[Short problem]
Repeat the entire listing exactly.

═══ Provided data ═══

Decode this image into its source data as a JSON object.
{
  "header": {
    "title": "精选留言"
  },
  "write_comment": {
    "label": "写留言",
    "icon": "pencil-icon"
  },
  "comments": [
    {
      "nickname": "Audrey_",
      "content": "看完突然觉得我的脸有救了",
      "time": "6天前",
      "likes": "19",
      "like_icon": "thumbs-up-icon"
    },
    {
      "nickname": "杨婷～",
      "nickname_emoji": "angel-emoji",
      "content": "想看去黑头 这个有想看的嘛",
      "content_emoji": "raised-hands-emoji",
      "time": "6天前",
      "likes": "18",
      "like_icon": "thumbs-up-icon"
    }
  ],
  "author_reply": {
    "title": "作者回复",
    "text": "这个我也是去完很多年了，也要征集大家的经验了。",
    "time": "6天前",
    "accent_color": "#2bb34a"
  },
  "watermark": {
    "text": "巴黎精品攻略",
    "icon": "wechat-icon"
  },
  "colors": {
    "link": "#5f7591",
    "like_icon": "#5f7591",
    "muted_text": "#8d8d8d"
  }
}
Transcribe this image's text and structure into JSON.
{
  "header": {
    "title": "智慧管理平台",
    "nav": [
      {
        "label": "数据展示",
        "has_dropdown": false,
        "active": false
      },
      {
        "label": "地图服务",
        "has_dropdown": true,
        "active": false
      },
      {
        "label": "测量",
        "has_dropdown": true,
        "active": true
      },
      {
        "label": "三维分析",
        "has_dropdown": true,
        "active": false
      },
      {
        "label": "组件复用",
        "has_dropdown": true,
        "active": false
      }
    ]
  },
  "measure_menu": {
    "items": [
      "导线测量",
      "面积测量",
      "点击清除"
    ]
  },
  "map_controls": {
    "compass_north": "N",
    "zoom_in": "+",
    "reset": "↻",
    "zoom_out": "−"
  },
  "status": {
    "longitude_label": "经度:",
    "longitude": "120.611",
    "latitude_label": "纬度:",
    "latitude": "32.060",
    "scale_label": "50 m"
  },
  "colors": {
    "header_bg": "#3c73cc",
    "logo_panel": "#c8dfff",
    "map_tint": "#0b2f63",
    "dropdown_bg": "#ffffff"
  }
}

═══

[Right answer]
Decode this image into its source data as a JSON object.
{
  "header": {
    "title": "精选留言"
  },
  "write_comment": {
    "label": "写留言",
    "icon": "pencil-icon"
  },
  "comments": [
    {
      "nickname": "Audrey_",
      "content": "看完突然觉得我的脸有救了",
      "time": "6天前",
      "likes": "19",
      "like_icon": "thumbs-up-icon"
    },
    {
      "nickname": "杨婷～",
      "nickname_emoji": "angel-emoji",
      "content": "想看去黑头 这个有想看的嘛",
      "content_emoji": "raised-hands-emoji",
      "time": "6天前",
      "likes": "18",
      "like_icon": "thumbs-up-icon"
    }
  ],
  "author_reply": {
    "title": "作者回复",
    "text": "这个我也是去完很多年了，也要征集大家的经验了。",
    "time": "6天前",
    "accent_color": "#2bb34a"
  },
  "watermark": {
    "text": "巴黎精品攻略",
    "icon": "wechat-icon"
  },
  "colors": {
    "link": "#5f7591",
    "like_icon": "#5f7591",
    "muted_text": "#8d8d8d"
  }
}
Transcribe this image's text and structure into JSON.
{
  "header": {
    "title": "智慧管理平台",
    "nav": [
      {
        "label": "数据展示",
        "has_dropdown": false,
        "active": false
      },
      {
        "label": "地图服务",
        "has_dropdown": true,
        "active": false
      },
      {
        "label": "测量",
        "has_dropdown": true,
        "active": true
      },
      {
        "label": "三维分析",
        "has_dropdown": true,
        "active": false
      },
      {
        "label": "组件复用",
        "has_dropdown": true,
        "active": false
      }
    ]
  },
  "measure_menu": {
    "items": [
      "导线测量",
      "面积测量",
      "点击清除"
    ]
  },
  "map_controls": {
    "compass_north": "N",
    "zoom_in": "+",
    "reset": "↻",
    "zoom_out": "−"
  },
  "status": {
    "longitude_label": "经度:",
    "longitude": "120.611",
    "latitude_label": "纬度:",
    "latitude": "32.060",
    "scale_label": "50 m"
  },
  "colors": {
    "header_bg": "#3c73cc",
    "logo_panel": "#c8dfff",
    "map_tint": "#0b2f63",
    "dropdown_bg": "#ffffff"
  }
}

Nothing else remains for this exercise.